## Exercise objective:
Repeat, without any change, the entries presented below.

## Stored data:
^^^^^^^^^^^^^^^^
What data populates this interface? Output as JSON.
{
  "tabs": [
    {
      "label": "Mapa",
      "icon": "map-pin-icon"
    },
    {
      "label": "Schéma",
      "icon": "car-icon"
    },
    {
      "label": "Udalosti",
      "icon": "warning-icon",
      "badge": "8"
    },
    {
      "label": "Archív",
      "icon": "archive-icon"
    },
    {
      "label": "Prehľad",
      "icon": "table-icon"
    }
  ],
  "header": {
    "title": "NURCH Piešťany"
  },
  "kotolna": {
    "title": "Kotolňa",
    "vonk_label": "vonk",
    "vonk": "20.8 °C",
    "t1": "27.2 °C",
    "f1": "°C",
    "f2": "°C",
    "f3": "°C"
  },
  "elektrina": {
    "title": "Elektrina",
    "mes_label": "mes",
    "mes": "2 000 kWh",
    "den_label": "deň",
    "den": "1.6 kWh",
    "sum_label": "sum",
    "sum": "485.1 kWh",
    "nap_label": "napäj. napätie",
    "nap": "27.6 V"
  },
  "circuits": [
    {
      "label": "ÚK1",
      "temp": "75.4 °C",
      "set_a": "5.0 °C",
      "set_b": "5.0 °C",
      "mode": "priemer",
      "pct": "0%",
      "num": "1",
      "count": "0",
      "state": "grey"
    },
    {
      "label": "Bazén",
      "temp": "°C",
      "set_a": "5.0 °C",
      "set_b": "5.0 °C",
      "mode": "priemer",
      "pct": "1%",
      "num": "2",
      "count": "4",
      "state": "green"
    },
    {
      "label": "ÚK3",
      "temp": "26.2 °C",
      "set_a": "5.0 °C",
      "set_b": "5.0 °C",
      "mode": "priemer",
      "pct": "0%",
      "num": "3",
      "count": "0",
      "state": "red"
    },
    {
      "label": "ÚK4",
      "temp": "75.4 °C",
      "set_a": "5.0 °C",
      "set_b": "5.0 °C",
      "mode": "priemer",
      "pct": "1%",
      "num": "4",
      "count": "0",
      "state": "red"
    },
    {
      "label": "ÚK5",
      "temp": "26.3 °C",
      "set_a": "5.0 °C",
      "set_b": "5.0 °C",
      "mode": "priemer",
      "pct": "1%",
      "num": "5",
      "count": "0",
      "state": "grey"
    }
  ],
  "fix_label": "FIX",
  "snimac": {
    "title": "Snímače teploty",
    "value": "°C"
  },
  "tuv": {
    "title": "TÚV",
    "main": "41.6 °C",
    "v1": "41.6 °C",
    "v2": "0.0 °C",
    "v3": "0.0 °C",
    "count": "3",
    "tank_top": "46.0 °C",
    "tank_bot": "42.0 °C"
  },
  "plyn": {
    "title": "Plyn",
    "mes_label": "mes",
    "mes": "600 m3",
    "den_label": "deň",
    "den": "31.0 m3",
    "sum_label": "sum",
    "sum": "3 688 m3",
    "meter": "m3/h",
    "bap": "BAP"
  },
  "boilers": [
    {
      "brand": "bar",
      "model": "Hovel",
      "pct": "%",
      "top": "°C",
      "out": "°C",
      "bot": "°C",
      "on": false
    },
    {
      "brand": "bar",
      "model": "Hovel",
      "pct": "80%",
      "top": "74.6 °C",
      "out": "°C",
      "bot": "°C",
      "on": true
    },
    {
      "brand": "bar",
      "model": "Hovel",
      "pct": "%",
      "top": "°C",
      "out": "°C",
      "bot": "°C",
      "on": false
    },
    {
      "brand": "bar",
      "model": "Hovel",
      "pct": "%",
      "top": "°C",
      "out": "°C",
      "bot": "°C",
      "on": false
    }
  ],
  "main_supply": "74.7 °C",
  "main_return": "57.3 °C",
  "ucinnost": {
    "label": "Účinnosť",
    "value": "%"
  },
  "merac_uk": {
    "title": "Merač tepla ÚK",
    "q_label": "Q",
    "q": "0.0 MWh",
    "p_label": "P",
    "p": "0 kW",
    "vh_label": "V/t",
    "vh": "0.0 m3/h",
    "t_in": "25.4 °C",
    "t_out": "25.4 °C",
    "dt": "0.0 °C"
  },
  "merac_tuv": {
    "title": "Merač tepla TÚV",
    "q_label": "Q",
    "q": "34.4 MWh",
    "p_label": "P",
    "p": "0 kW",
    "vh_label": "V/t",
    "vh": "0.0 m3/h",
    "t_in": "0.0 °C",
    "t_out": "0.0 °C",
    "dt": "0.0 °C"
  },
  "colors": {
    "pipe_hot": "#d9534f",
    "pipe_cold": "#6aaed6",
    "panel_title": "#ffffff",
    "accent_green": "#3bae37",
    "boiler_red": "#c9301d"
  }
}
^^^^^^^^^^^^^^^^
## Exercise solution:
What data populates this interface? Output as JSON.
{
  "tabs": [
    {
      "label": "Mapa",
      "icon": "map-pin-icon"
    },
    {
      "label": "Schéma",
      "icon": "car-icon"
    },
    {
      "label": "Udalosti",
      "icon": "warning-icon",
      "badge": "8"
    },
    {
      "label": "Archív",
      "icon": "archive-icon"
    },
    {
      "label": "Prehľad",
      "icon": "table-icon"
    }
  ],
  "header": {
    "title": "NURCH Piešťany"
  },
  "kotolna": {
    "title": "Kotolňa",
    "vonk_label": "vonk",
    "vonk": "20.8 °C",
    "t1": "27.2 °C",
    "f1": "°C",
    "f2": "°C",
    "f3": "°C"
  },
  "elektrina": {
    "title": "Elektrina",
    "mes_label": "mes",
    "mes": "2 000 kWh",
    "den_label": "deň",
    "den": "1.6 kWh",
    "sum_label": "sum",
    "sum": "485.1 kWh",
    "nap_label": "napäj. napätie",
    "nap": "27.6 V"
  },
  "circuits": [
    {
      "label": "ÚK1",
      "temp": "75.4 °C",
      "set_a": "5.0 °C",
      "set_b": "5.0 °C",
      "mode": "priemer",
      "pct": "0%",
      "num": "1",
      "count": "0",
      "state": "grey"
    },
    {
      "label": "Bazén",
      "temp": "°C",
      "set_a": "5.0 °C",
      "set_b": "5.0 °C",
      "mode": "priemer",
      "pct": "1%",
      "num": "2",
      "count": "4",
      "state": "green"
    },
    {
      "label": "ÚK3",
      "temp": "26.2 °C",
      "set_a": "5.0 °C",
      "set_b": "5.0 °C",
      "mode": "priemer",
      "pct": "0%",
      "num": "3",
      "count": "0",
      "state": "red"
    },
    {
      "label": "ÚK4",
      "temp": "75.4 °C",
      "set_a": "5.0 °C",
      "set_b": "5.0 °C",
      "mode": "priemer",
      "pct": "1%",
      "num": "4",
      "count": "0",
      "state": "red"
    },
    {
      "label": "ÚK5",
      "temp": "26.3 °C",
      "set_a": "5.0 °C",
      "set_b": "5.0 °C",
      "mode": "priemer",
      "pct": "1%",
      "num": "5",
      "count": "0",
      "state": "grey"
    }
  ],
  "fix_label": "FIX",
  "snimac": {
    "title": "Snímače teploty",
    "value": "°C"
  },
  "tuv": {
    "title": "TÚV",
    "main": "41.6 °C",
    "v1": "41.6 °C",
    "v2": "0.0 °C",
    "v3": "0.0 °C",
    "count": "3",
    "tank_top": "46.0 °C",
    "tank_bot": "42.0 °C"
  },
  "plyn": {
    "title": "Plyn",
    "mes_label": "mes",
    "mes": "600 m3",
    "den_label": "deň",
    "den": "31.0 m3",
    "sum_label": "sum",
    "sum": "3 688 m3",
    "meter": "m3/h",
    "bap": "BAP"
  },
  "boilers": [
    {
      "brand": "bar",
      "model": "Hovel",
      "pct": "%",
      "top": "°C",
      "out": "°C",
      "bot": "°C",
      "on": false
    },
    {
      "brand": "bar",
      "model": "Hovel",
      "pct": "80%",
      "top": "74.6 °C",
      "out": "°C",
      "bot": "°C",
      "on": true
    },
    {
      "brand": "bar",
      "model": "Hovel",
      "pct": "%",
      "top": "°C",
      "out": "°C",
      "bot": "°C",
      "on": false
    },
    {
      "brand": "bar",
      "model": "Hovel",
      "pct": "%",
      "top": "°C",
      "out": "°C",
      "bot": "°C",
      "on": false
    }
  ],
  "main_supply": "74.7 °C",
  "main_return": "57.3 °C",
  "ucinnost": {
    "label": "Účinnosť",
    "value": "%"
  },
  "merac_uk": {
    "title": "Merač tepla ÚK",
    "q_label": "Q",
    "q": "0.0 MWh",
    "p_label": "P",
    "p": "0 kW",
    "vh_label": "V/t",
    "vh": "0.0 m3/h",
    "t_in": "25.4 °C",
    "t_out": "25.4 °C",
    "dt": "0.0 °C"
  },
  "merac_tuv": {
    "title": "Merač tepla TÚV",
    "q_label": "Q",
    "q": "34.4 MWh",
    "p_label": "P",
    "p": "0 kW",
    "vh_label": "V/t",
    "vh": "0.0 m3/h",
    "t_in": "0.0 °C",
    "t_out": "0.0 °C",
    "dt": "0.0 °C"
  },
  "colors": {
    "pipe_hot": "#d9534f",
    "pipe_cold": "#6aaed6",
    "panel_title": "#ffffff",
    "accent_green": "#3bae37",
    "boiler_red": "#c9301d"
  }
}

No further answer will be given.